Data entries
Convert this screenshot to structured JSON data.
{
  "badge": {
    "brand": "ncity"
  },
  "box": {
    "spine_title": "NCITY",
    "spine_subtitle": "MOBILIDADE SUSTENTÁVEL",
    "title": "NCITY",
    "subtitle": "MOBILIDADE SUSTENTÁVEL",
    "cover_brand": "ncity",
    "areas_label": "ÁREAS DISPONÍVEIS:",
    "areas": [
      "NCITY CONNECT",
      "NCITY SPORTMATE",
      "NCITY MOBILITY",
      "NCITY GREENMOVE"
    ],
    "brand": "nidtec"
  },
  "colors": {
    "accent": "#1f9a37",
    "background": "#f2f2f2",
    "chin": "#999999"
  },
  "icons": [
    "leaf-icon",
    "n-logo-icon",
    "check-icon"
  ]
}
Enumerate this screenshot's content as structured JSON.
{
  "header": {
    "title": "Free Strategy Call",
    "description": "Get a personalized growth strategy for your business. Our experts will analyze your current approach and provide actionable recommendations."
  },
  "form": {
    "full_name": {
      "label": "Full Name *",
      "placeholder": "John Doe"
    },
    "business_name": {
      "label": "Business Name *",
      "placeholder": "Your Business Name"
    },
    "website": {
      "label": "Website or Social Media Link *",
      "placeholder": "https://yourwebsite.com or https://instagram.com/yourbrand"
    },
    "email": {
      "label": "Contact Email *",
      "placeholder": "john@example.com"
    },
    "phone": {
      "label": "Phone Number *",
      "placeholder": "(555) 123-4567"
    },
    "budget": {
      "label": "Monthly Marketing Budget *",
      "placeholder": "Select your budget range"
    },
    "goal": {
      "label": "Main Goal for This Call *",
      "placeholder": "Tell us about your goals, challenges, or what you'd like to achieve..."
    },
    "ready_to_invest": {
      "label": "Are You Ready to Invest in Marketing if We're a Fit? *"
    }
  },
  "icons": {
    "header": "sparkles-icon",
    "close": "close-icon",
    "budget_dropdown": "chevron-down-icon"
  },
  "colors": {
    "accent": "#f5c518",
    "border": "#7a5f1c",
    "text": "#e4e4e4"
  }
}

**YOUR OBJECTIVE:** All of the records must be repeated exactly.

**RESULT FOR THIS TASK:**
Convert this screenshot to structured JSON data.
{
  "badge": {
    "brand": "ncity"
  },
  "box": {
    "spine_title": "NCITY",
    "spine_subtitle": "MOBILIDADE SUSTENTÁVEL",
    "title": "NCITY",
    "subtitle": "MOBILIDADE SUSTENTÁVEL",
    "cover_brand": "ncity",
    "areas_label": "ÁREAS DISPONÍVEIS:",
    "areas": [
      "NCITY CONNECT",
      "NCITY SPORTMATE",
      "NCITY MOBILITY",
      "NCITY GREENMOVE"
    ],
    "brand": "nidtec"
  },
  "colors": {
    "accent": "#1f9a37",
    "background": "#f2f2f2",
    "chin": "#999999"
  },
  "icons": [
    "leaf-icon",
    "n-logo-icon",
    "check-icon"
  ]
}
Enumerate this screenshot's content as structured JSON.
{
  "header": {
    "title": "Free Strategy Call",
    "description": "Get a personalized growth strategy for your business. Our experts will analyze your current approach and provide actionable recommendations."
  },
  "form": {
    "full_name": {
      "label": "Full Name *",
      "placeholder": "John Doe"
    },
    "business_name": {
      "label": "Business Name *",
      "placeholder": "Your Business Name"
    },
    "website": {
      "label": "Website or Social Media Link *",
      "placeholder": "https://yourwebsite.com or https://instagram.com/yourbrand"
    },
    "email": {
      "label": "Contact Email *",
      "placeholder": "john@example.com"
    },
    "phone": {
      "label": "Phone Number *",
      "placeholder": "(555) 123-4567"
    },
    "budget": {
      "label": "Monthly Marketing Budget *",
      "placeholder": "Select your budget range"
    },
    "goal": {
      "label": "Main Goal for This Call *",
      "placeholder": "Tell us about your goals, challenges, or what you'd like to achieve..."
    },
    "ready_to_invest": {
      "label": "Are You Ready to Invest in Marketing if We're a Fit? *"
    }
  },
  "icons": {
    "header": "sparkles-icon",
    "close": "close-icon",
    "budget_dropdown": "chevron-down-icon"
  },
  "colors": {
    "accent": "#f5c518",
    "border": "#7a5f1c",
    "text": "#e4e4e4"
  }
}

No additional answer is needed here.